## WHAT YOU ARE ASKED TO DO
Pictures should be excluded; otherwise, copy every entry exactly.

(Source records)

(begin)

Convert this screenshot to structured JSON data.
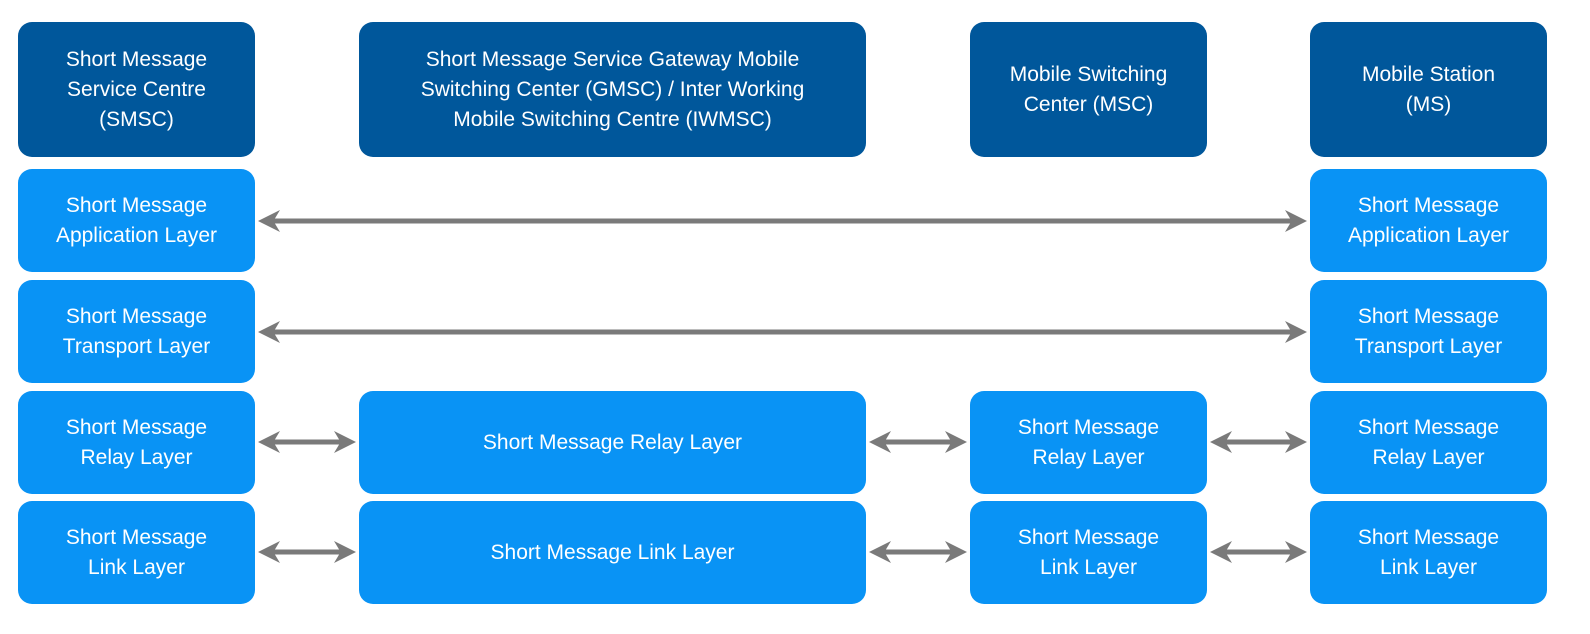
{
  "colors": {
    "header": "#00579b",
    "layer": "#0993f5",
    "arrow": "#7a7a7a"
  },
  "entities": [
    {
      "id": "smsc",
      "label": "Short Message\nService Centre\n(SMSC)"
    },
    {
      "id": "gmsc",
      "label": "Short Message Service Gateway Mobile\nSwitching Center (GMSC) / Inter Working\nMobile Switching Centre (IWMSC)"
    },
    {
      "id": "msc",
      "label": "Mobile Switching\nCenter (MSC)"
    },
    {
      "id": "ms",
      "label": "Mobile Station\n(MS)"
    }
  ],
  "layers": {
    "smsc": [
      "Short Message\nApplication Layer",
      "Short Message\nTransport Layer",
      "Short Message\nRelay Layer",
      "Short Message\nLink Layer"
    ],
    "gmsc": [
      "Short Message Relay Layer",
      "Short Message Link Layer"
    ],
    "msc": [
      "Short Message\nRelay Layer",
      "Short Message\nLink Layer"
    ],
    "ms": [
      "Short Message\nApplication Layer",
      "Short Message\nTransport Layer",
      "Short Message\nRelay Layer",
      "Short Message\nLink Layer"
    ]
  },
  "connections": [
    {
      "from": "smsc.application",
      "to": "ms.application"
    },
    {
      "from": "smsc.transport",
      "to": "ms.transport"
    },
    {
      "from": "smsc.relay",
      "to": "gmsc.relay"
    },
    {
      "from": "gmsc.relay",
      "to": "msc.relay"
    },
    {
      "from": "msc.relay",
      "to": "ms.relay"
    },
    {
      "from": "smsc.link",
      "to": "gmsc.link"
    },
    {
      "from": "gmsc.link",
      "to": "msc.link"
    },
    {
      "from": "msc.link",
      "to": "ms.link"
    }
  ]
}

(end)

## SOLUTION
Convert this screenshot to structured JSON data.
{
  "colors": {
    "header": "#00579b",
    "layer": "#0993f5",
    "arrow": "#7a7a7a"
  },
  "entities": [
    {
      "id": "smsc",
      "label": "Short Message\nService Centre\n(SMSC)"
    },
    {
      "id": "gmsc",
      "label": "Short Message Service Gateway Mobile\nSwitching Center (GMSC) / Inter Working\nMobile Switching Centre (IWMSC)"
    },
    {
      "id": "msc",
      "label": "Mobile Switching\nCenter (MSC)"
    },
    {
      "id": "ms",
      "label": "Mobile Station\n(MS)"
    }
  ],
  "layers": {
    "smsc": [
      "Short Message\nApplication Layer",
      "Short Message\nTransport Layer",
      "Short Message\nRelay Layer",
      "Short Message\nLink Layer"
    ],
    "gmsc": [
      "Short Message Relay Layer",
      "Short Message Link Layer"
    ],
    "msc": [
      "Short Message\nRelay Layer",
      "Short Message\nLink Layer"
    ],
    "ms": [
      "Short Message\nApplication Layer",
      "Short Message\nTransport Layer",
      "Short Message\nRelay Layer",
      "Short Message\nLink Layer"
    ]
  },
  "connections": [
    {
      "from": "smsc.application",
      "to": "ms.application"
    },
    {
      "from": "smsc.transport",
      "to": "ms.transport"
    },
    {
      "from": "smsc.relay",
      "to": "gmsc.relay"
    },
    {
      "from": "gmsc.relay",
      "to": "msc.relay"
    },
    {
      "from": "msc.relay",
      "to": "ms.relay"
    },
    {
      "from": "smsc.link",
      "to": "gmsc.link"
    },
    {
      "from": "gmsc.link",
      "to": "msc.link"
    },
    {
      "from": "msc.link",
      "to": "ms.link"
    }
  ]
}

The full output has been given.